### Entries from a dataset
┌────────
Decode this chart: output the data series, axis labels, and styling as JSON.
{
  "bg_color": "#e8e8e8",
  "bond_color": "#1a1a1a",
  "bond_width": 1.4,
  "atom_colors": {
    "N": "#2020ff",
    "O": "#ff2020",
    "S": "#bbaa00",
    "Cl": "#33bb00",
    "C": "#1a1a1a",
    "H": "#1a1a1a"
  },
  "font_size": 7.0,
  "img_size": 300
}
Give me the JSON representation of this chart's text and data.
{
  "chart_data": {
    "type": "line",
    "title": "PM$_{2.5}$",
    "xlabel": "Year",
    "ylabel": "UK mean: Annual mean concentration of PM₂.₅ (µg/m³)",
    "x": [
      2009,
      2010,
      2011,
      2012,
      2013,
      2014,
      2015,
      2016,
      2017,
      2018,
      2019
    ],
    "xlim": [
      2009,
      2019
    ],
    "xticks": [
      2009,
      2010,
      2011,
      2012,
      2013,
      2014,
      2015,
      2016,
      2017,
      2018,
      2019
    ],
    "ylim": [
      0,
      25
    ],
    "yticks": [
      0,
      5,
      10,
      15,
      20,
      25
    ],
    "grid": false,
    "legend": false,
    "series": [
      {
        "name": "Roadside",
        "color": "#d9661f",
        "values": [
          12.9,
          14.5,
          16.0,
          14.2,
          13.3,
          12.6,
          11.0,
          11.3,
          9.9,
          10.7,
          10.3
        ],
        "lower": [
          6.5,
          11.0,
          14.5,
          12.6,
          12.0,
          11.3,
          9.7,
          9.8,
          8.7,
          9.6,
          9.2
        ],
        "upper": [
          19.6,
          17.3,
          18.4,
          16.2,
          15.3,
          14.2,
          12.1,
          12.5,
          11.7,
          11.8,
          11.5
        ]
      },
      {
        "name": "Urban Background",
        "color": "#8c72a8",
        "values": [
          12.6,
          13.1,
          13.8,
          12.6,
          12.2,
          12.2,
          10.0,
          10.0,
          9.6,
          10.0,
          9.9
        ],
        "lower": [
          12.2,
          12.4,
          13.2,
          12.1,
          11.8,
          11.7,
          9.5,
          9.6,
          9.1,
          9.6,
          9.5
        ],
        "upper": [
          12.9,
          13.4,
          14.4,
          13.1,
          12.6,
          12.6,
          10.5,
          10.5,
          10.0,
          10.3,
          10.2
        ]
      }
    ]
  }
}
└────────
### Problem description
Your task is to quote all of the data word for word.

### Written answer
Decode this chart: output the data series, axis labels, and styling as JSON.
{
  "bg_color": "#e8e8e8",
  "bond_color": "#1a1a1a",
  "bond_width": 1.4,
  "atom_colors": {
    "N": "#2020ff",
    "O": "#ff2020",
    "S": "#bbaa00",
    "Cl": "#33bb00",
    "C": "#1a1a1a",
    "H": "#1a1a1a"
  },
  "font_size": 7.0,
  "img_size": 300
}
Give me the JSON representation of this chart's text and data.
{
  "chart_data": {
    "type": "line",
    "title": "PM$_{2.5}$",
    "xlabel": "Year",
    "ylabel": "UK mean: Annual mean concentration of PM₂.₅ (µg/m³)",
    "x": [
      2009,
      2010,
      2011,
      2012,
      2013,
      2014,
      2015,
      2016,
      2017,
      2018,
      2019
    ],
    "xlim": [
      2009,
      2019
    ],
    "xticks": [
      2009,
      2010,
      2011,
      2012,
      2013,
      2014,
      2015,
      2016,
      2017,
      2018,
      2019
    ],
    "ylim": [
      0,
      25
    ],
    "yticks": [
      0,
      5,
      10,
      15,
      20,
      25
    ],
    "grid": false,
    "legend": false,
    "series": [
      {
        "name": "Roadside",
        "color": "#d9661f",
        "values": [
          12.9,
          14.5,
          16.0,
          14.2,
          13.3,
          12.6,
          11.0,
          11.3,
          9.9,
          10.7,
          10.3
        ],
        "lower": [
          6.5,
          11.0,
          14.5,
          12.6,
          12.0,
          11.3,
          9.7,
          9.8,
          8.7,
          9.6,
          9.2
        ],
        "upper": [
          19.6,
          17.3,
          18.4,
          16.2,
          15.3,
          14.2,
          12.1,
          12.5,
          11.7,
          11.8,
          11.5
        ]
      },
      {
        "name": "Urban Background",
        "color": "#8c72a8",
        "values": [
          12.6,
          13.1,
          13.8,
          12.6,
          12.2,
          12.2,
          10.0,
          10.0,
          9.6,
          10.0,
          9.9
        ],
        "lower": [
          12.2,
          12.4,
          13.2,
          12.1,
          11.8,
          11.7,
          9.5,
          9.6,
          9.1,
          9.6,
          9.5
        ],
        "upper": [
          12.9,
          13.4,
          14.4,
          13.1,
          12.6,
          12.6,
          10.5,
          10.5,
          10.0,
          10.3,
          10.2
        ]
      }
    ]
  }
}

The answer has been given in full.